───── GIVEN DATA ─────
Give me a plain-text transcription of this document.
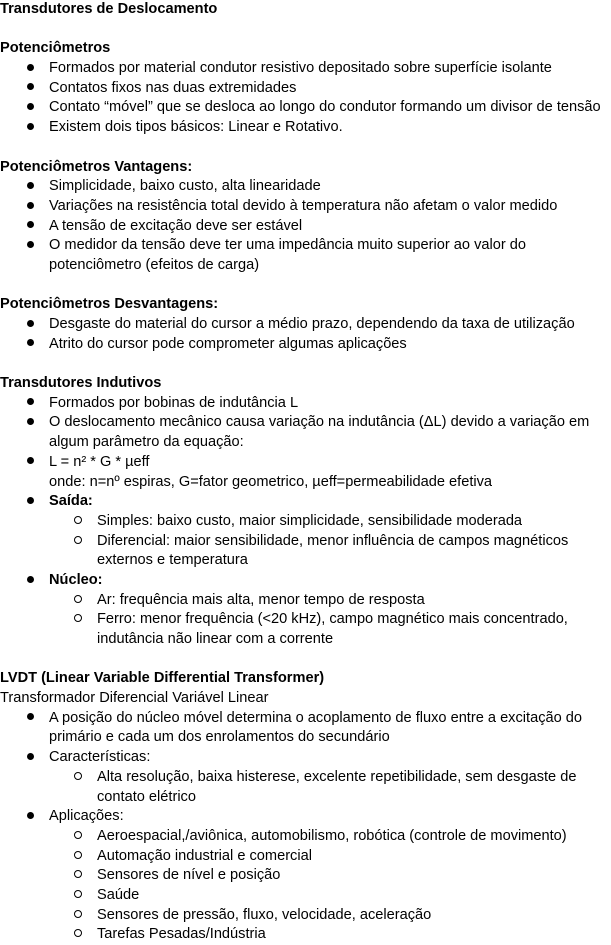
Transdutores de Deslocamento
Potenciômetros
Formados por material condutor resistivo depositado sobre superfície isolante
Contatos fixos nas duas extremidades
Contato “móvel” que se desloca ao longo do condutor formando um divisor de tensão
Existem dois tipos básicos: Linear e Rotativo.
Potenciômetros Vantagens:
Simplicidade, baixo custo, alta linearidade
Variações na resistência total devido à temperatura não afetam o valor medido
A tensão de excitação deve ser estável
O medidor da tensão deve ter uma impedância muito superior ao valor do
potenciômetro (efeitos de carga)
Potenciômetros Desvantagens:
Desgaste do material do cursor a médio prazo, dependendo da taxa de utilização
Atrito do cursor pode comprometer algumas aplicações
Transdutores Indutivos
Formados por bobinas de indutância L
O deslocamento mecânico causa variação na indutância (ΔL) devido a variação em
algum parâmetro da equação:
L = n² * G * µeff
onde: n=nº espiras, G=fator geometrico, µeff=permeabilidade efetiva
Saída:
Simples: baixo custo, maior simplicidade, sensibilidade moderada
Diferencial: maior sensibilidade, menor influência de campos magnéticos
externos e temperatura
Núcleo:
Ar: frequência mais alta, menor tempo de resposta
Ferro: menor frequência (<20 kHz), campo magnético mais concentrado,
indutância não linear com a corrente
LVDT (Linear Variable Differential Transformer)
Transformador Diferencial Variável Linear
A posição do núcleo móvel determina o acoplamento de fluxo entre a excitação do
primário e cada um dos enrolamentos do secundário
Características:
Alta resolução, baixa histerese, excelente repetibilidade, sem desgaste de
contato elétrico
Aplicações:
Aeroespacial,/aviônica, automobilismo, robótica (controle de movimento)
Automação industrial e comercial
Sensores de nível e posição
Saúde
Sensores de pressão, fluxo, velocidade, aceleração
Tarefas Pesadas/Indústria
─────
TASK DIRECTIONS: Find the word "Transdutores" in the data and show each line that holds it.

COMPLETE ANSWER:
Transdutores de Deslocamento
Transdutores Indutivos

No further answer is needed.